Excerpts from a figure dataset
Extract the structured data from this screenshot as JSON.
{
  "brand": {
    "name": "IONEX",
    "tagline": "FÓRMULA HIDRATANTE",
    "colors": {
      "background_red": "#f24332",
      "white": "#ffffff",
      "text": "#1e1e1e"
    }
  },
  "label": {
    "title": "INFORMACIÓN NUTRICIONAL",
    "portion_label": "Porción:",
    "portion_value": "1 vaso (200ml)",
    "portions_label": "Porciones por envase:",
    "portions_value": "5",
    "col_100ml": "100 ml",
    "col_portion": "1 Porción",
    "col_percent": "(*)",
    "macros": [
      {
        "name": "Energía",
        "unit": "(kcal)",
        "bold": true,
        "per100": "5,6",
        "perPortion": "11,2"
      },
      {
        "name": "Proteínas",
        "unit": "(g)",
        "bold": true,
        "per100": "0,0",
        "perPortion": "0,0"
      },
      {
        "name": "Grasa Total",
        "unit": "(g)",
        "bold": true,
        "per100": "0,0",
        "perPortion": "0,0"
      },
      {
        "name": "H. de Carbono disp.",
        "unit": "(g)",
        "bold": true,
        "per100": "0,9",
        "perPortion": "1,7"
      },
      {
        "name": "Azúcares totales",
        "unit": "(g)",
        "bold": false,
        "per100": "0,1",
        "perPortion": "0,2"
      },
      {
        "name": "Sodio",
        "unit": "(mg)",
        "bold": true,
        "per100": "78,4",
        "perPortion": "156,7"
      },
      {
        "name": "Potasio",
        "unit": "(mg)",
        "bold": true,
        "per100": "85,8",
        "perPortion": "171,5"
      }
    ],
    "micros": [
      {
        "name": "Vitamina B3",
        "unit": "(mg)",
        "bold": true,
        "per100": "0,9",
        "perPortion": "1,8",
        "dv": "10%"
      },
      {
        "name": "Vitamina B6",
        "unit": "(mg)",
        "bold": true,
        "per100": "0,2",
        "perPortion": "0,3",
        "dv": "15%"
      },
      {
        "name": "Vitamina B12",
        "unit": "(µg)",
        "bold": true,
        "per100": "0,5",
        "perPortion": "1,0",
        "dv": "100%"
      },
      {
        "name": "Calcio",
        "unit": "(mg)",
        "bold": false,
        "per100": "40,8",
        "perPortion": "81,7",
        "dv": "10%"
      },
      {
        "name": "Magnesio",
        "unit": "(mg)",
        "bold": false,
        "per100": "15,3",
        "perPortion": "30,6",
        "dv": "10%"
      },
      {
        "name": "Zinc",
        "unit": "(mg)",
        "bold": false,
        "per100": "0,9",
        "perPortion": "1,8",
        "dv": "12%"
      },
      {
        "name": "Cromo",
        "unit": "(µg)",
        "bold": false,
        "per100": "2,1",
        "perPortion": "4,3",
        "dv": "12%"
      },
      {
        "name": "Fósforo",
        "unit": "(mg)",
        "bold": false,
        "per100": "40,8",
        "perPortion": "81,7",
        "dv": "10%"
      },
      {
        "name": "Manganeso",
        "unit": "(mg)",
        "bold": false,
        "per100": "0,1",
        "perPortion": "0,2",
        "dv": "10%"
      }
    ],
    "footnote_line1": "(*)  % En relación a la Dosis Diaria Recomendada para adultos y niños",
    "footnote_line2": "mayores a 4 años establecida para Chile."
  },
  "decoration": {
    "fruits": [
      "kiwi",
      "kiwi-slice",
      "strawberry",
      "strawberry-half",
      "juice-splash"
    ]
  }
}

Given exercise
Print the listing above in full, exactly as it is.

Exercise output
Extract the structured data from this screenshot as JSON.
{
  "brand": {
    "name": "IONEX",
    "tagline": "FÓRMULA HIDRATANTE",
    "colors": {
      "background_red": "#f24332",
      "white": "#ffffff",
      "text": "#1e1e1e"
    }
  },
  "label": {
    "title": "INFORMACIÓN NUTRICIONAL",
    "portion_label": "Porción:",
    "portion_value": "1 vaso (200ml)",
    "portions_label": "Porciones por envase:",
    "portions_value": "5",
    "col_100ml": "100 ml",
    "col_portion": "1 Porción",
    "col_percent": "(*)",
    "macros": [
      {
        "name": "Energía",
        "unit": "(kcal)",
        "bold": true,
        "per100": "5,6",
        "perPortion": "11,2"
      },
      {
        "name": "Proteínas",
        "unit": "(g)",
        "bold": true,
        "per100": "0,0",
        "perPortion": "0,0"
      },
      {
        "name": "Grasa Total",
        "unit": "(g)",
        "bold": true,
        "per100": "0,0",
        "perPortion": "0,0"
      },
      {
        "name": "H. de Carbono disp.",
        "unit": "(g)",
        "bold": true,
        "per100": "0,9",
        "perPortion": "1,7"
      },
      {
        "name": "Azúcares totales",
        "unit": "(g)",
        "bold": false,
        "per100": "0,1",
        "perPortion": "0,2"
      },
      {
        "name": "Sodio",
        "unit": "(mg)",
        "bold": true,
        "per100": "78,4",
        "perPortion": "156,7"
      },
      {
        "name": "Potasio",
        "unit": "(mg)",
        "bold": true,
        "per100": "85,8",
        "perPortion": "171,5"
      }
    ],
    "micros": [
      {
        "name": "Vitamina B3",
        "unit": "(mg)",
        "bold": true,
        "per100": "0,9",
        "perPortion": "1,8",
        "dv": "10%"
      },
      {
        "name": "Vitamina B6",
        "unit": "(mg)",
        "bold": true,
        "per100": "0,2",
        "perPortion": "0,3",
        "dv": "15%"
      },
      {
        "name": "Vitamina B12",
        "unit": "(µg)",
        "bold": true,
        "per100": "0,5",
        "perPortion": "1,0",
        "dv": "100%"
      },
      {
        "name": "Calcio",
        "unit": "(mg)",
        "bold": false,
        "per100": "40,8",
        "perPortion": "81,7",
        "dv": "10%"
      },
      {
        "name": "Magnesio",
        "unit": "(mg)",
        "bold": false,
        "per100": "15,3",
        "perPortion": "30,6",
        "dv": "10%"
      },
      {
        "name": "Zinc",
        "unit": "(mg)",
        "bold": false,
        "per100": "0,9",
        "perPortion": "1,8",
        "dv": "12%"
      },
      {
        "name": "Cromo",
        "unit": "(µg)",
        "bold": false,
        "per100": "2,1",
        "perPortion": "4,3",
        "dv": "12%"
      },
      {
        "name": "Fósforo",
        "unit": "(mg)",
        "bold": false,
        "per100": "40,8",
        "perPortion": "81,7",
        "dv": "10%"
      },
      {
        "name": "Manganeso",
        "unit": "(mg)",
        "bold": false,
        "per100": "0,1",
        "perPortion": "0,2",
        "dv": "10%"
      }
    ],
    "footnote_line1": "(*)  % En relación a la Dosis Diaria Recomendada para adultos y niños",
    "footnote_line2": "mayores a 4 años establecida para Chile."
  },
  "decoration": {
    "fruits": [
      "kiwi",
      "kiwi-slice",
      "strawberry",
      "strawberry-half",
      "juice-splash"
    ]
  }
}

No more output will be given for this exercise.